_To do:_ Return each line of the data below exactly, omitting any pictures.

_Data listing:_
§ §

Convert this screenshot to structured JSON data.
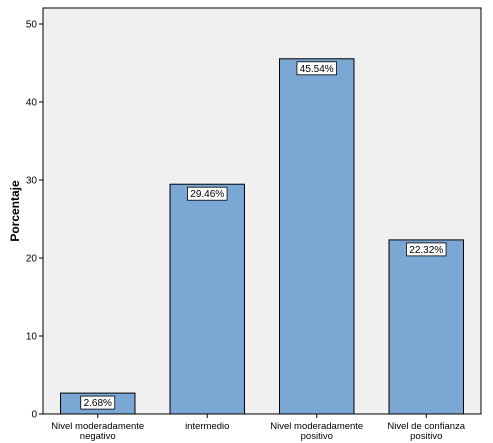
{
  "chart_data": {
    "type": "bar",
    "categories": [
      [
        "Nivel moderadamente",
        "negativo"
      ],
      [
        "intermedio"
      ],
      [
        "Nivel moderadamente",
        "positivo"
      ],
      [
        "Nivel de confianza",
        "positivo"
      ]
    ],
    "values": [
      2.68,
      29.46,
      45.54,
      22.32
    ],
    "data_labels": [
      "2.68%",
      "29.46%",
      "45.54%",
      "22.32%"
    ],
    "title": "",
    "xlabel": "",
    "ylabel": "Porcentaje",
    "ylim": [
      0,
      50
    ],
    "yticks": [
      0,
      10,
      20,
      30,
      40,
      50
    ],
    "grid": false,
    "colors": {
      "bar_fill": "#7ba7d4",
      "bar_stroke": "#000000",
      "plot_bg": "#f0f0f0",
      "axis": "#000000"
    }
  }
}
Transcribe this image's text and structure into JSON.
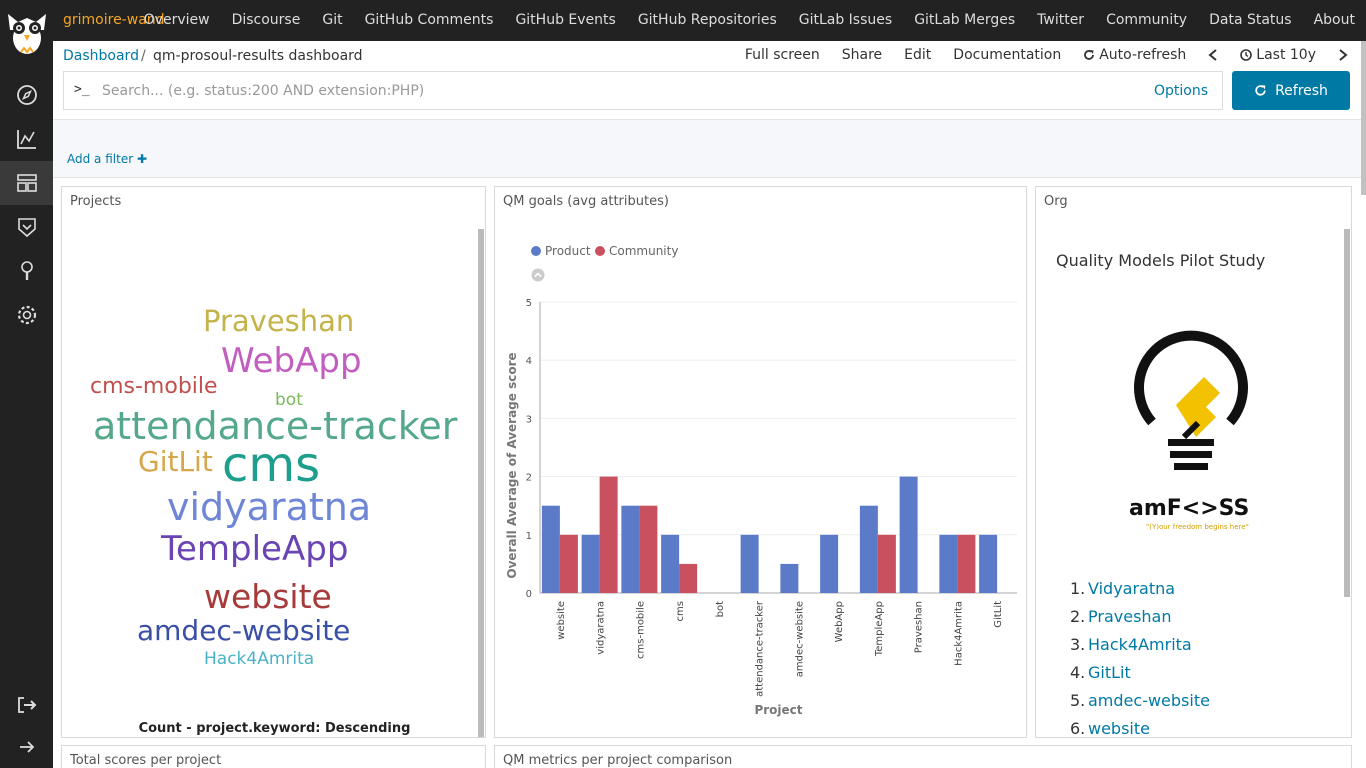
{
  "brand": "grimoire-wand",
  "nav": [
    "Overview",
    "Discourse",
    "Git",
    "GitHub Comments",
    "GitHub Events",
    "GitHub Repositories",
    "GitLab Issues",
    "GitLab Merges",
    "Twitter",
    "Community",
    "Data Status",
    "About"
  ],
  "sidebar_icons": [
    "compass-icon",
    "chart-icon",
    "dashboard-icon",
    "shield-icon",
    "wrench-icon",
    "gear-icon"
  ],
  "breadcrumb": {
    "root": "Dashboard",
    "sep": "/",
    "current": "qm-prosoul-results dashboard"
  },
  "actions": {
    "fullscreen": "Full screen",
    "share": "Share",
    "edit": "Edit",
    "documentation": "Documentation",
    "autorefresh": "Auto-refresh",
    "timerange": "Last 10y"
  },
  "search": {
    "prompt": ">_",
    "placeholder": "Search... (e.g. status:200 AND extension:PHP)",
    "options": "Options",
    "refresh": "Refresh"
  },
  "filter": {
    "add": "Add a filter"
  },
  "panels": {
    "projects": {
      "title": "Projects",
      "caption": "Count - project.keyword: Descending",
      "words": [
        {
          "text": "Praveshan",
          "color": "#c4b24a"
        },
        {
          "text": "WebApp",
          "color": "#c35ec1"
        },
        {
          "text": "cms-mobile",
          "color": "#c0504d"
        },
        {
          "text": "bot",
          "color": "#7cb95a"
        },
        {
          "text": "attendance-tracker",
          "color": "#56a88a"
        },
        {
          "text": "GitLit",
          "color": "#d6a64a"
        },
        {
          "text": "cms",
          "color": "#1e9e8c"
        },
        {
          "text": "vidyaratna",
          "color": "#6f86d6"
        },
        {
          "text": "TempleApp",
          "color": "#6b44b4"
        },
        {
          "text": "website",
          "color": "#a73a3a"
        },
        {
          "text": "amdec-website",
          "color": "#3a4fa6"
        },
        {
          "text": "Hack4Amrita",
          "color": "#4cb3c4"
        }
      ]
    },
    "qm": {
      "title": "QM goals (avg attributes)"
    },
    "org": {
      "title": "Org",
      "heading": "Quality Models Pilot Study",
      "logo_text": "amF<>SS",
      "logo_tagline": "\"(Y)our freedom begins here\"",
      "list": [
        "Vidyaratna",
        "Praveshan",
        "Hack4Amrita",
        "GitLit",
        "amdec-website",
        "website"
      ]
    },
    "total": {
      "title": "Total scores per project"
    },
    "metrics": {
      "title": "QM metrics per project comparison"
    }
  },
  "chart_data": {
    "type": "bar",
    "categories": [
      "website",
      "vidyaratna",
      "cms-mobile",
      "cms",
      "bot",
      "attendance-tracker",
      "amdec-website",
      "WebApp",
      "TempleApp",
      "Praveshan",
      "Hack4Amrita",
      "GitLit"
    ],
    "series": [
      {
        "name": "Product",
        "color": "#5b7bc9",
        "values": [
          1.5,
          1,
          1.5,
          1,
          0,
          1,
          0.5,
          1,
          1.5,
          2,
          1,
          1
        ]
      },
      {
        "name": "Community",
        "color": "#c9505f",
        "values": [
          1,
          2,
          1.5,
          0.5,
          0,
          0,
          0,
          0,
          1,
          0,
          1,
          0
        ]
      }
    ],
    "xlabel": "Project",
    "ylabel": "Overall Average of Average score",
    "ylim": [
      0,
      5
    ],
    "yticks": [
      "0",
      "1",
      "2",
      "3",
      "4",
      "5"
    ],
    "grid": true,
    "legend": "top-left"
  }
}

§ §

_Reply:_
Convert this screenshot to structured JSON data.
{
  "chart_data": {
    "type": "bar",
    "categories": [
      [
        "Nivel moderadamente",
        "negativo"
      ],
      [
        "intermedio"
      ],
      [
        "Nivel moderadamente",
        "positivo"
      ],
      [
        "Nivel de confianza",
        "positivo"
      ]
    ],
    "values": [
      2.68,
      29.46,
      45.54,
      22.32
    ],
    "data_labels": [
      "2.68%",
      "29.46%",
      "45.54%",
      "22.32%"
    ],
    "title": "",
    "xlabel": "",
    "ylabel": "Porcentaje",
    "ylim": [
      0,
      50
    ],
    "yticks": [
      0,
      10,
      20,
      30,
      40,
      50
    ],
    "grid": false,
    "colors": {
      "bar_fill": "#7ba7d4",
      "bar_stroke": "#000000",
      "plot_bg": "#f0f0f0",
      "axis": "#000000"
    }
  }
}
Transcribe this image's text and structure into JSON.
{
  "brand": "grimoire-wand",
  "nav": [
    "Overview",
    "Discourse",
    "Git",
    "GitHub Comments",
    "GitHub Events",
    "GitHub Repositories",
    "GitLab Issues",
    "GitLab Merges",
    "Twitter",
    "Community",
    "Data Status",
    "About"
  ],
  "sidebar_icons": [
    "compass-icon",
    "chart-icon",
    "dashboard-icon",
    "shield-icon",
    "wrench-icon",
    "gear-icon"
  ],
  "breadcrumb": {
    "root": "Dashboard",
    "sep": "/",
    "current": "qm-prosoul-results dashboard"
  },
  "actions": {
    "fullscreen": "Full screen",
    "share": "Share",
    "edit": "Edit",
    "documentation": "Documentation",
    "autorefresh": "Auto-refresh",
    "timerange": "Last 10y"
  },
  "search": {
    "prompt": ">_",
    "placeholder": "Search... (e.g. status:200 AND extension:PHP)",
    "options": "Options",
    "refresh": "Refresh"
  },
  "filter": {
    "add": "Add a filter"
  },
  "panels": {
    "projects": {
      "title": "Projects",
      "caption": "Count - project.keyword: Descending",
      "words": [
        {
          "text": "Praveshan",
          "color": "#c4b24a"
        },
        {
          "text": "WebApp",
          "color": "#c35ec1"
        },
        {
          "text": "cms-mobile",
          "color": "#c0504d"
        },
        {
          "text": "bot",
          "color": "#7cb95a"
        },
        {
          "text": "attendance-tracker",
          "color": "#56a88a"
        },
        {
          "text": "GitLit",
          "color": "#d6a64a"
        },
        {
          "text": "cms",
          "color": "#1e9e8c"
        },
        {
          "text": "vidyaratna",
          "color": "#6f86d6"
        },
        {
          "text": "TempleApp",
          "color": "#6b44b4"
        },
        {
          "text": "website",
          "color": "#a73a3a"
        },
        {
          "text": "amdec-website",
          "color": "#3a4fa6"
        },
        {
          "text": "Hack4Amrita",
          "color": "#4cb3c4"
        }
      ]
    },
    "qm": {
      "title": "QM goals (avg attributes)"
    },
    "org": {
      "title": "Org",
      "heading": "Quality Models Pilot Study",
      "logo_text": "amF<>SS",
      "logo_tagline": "\"(Y)our freedom begins here\"",
      "list": [
        "Vidyaratna",
        "Praveshan",
        "Hack4Amrita",
        "GitLit",
        "amdec-website",
        "website"
      ]
    },
    "total": {
      "title": "Total scores per project"
    },
    "metrics": {
      "title": "QM metrics per project comparison"
    }
  },
  "chart_data": {
    "type": "bar",
    "categories": [
      "website",
      "vidyaratna",
      "cms-mobile",
      "cms",
      "bot",
      "attendance-tracker",
      "amdec-website",
      "WebApp",
      "TempleApp",
      "Praveshan",
      "Hack4Amrita",
      "GitLit"
    ],
    "series": [
      {
        "name": "Product",
        "color": "#5b7bc9",
        "values": [
          1.5,
          1,
          1.5,
          1,
          0,
          1,
          0.5,
          1,
          1.5,
          2,
          1,
          1
        ]
      },
      {
        "name": "Community",
        "color": "#c9505f",
        "values": [
          1,
          2,
          1.5,
          0.5,
          0,
          0,
          0,
          0,
          1,
          0,
          1,
          0
        ]
      }
    ],
    "xlabel": "Project",
    "ylabel": "Overall Average of Average score",
    "ylim": [
      0,
      5
    ],
    "yticks": [
      "0",
      "1",
      "2",
      "3",
      "4",
      "5"
    ],
    "grid": true,
    "legend": "top-left"
  }
}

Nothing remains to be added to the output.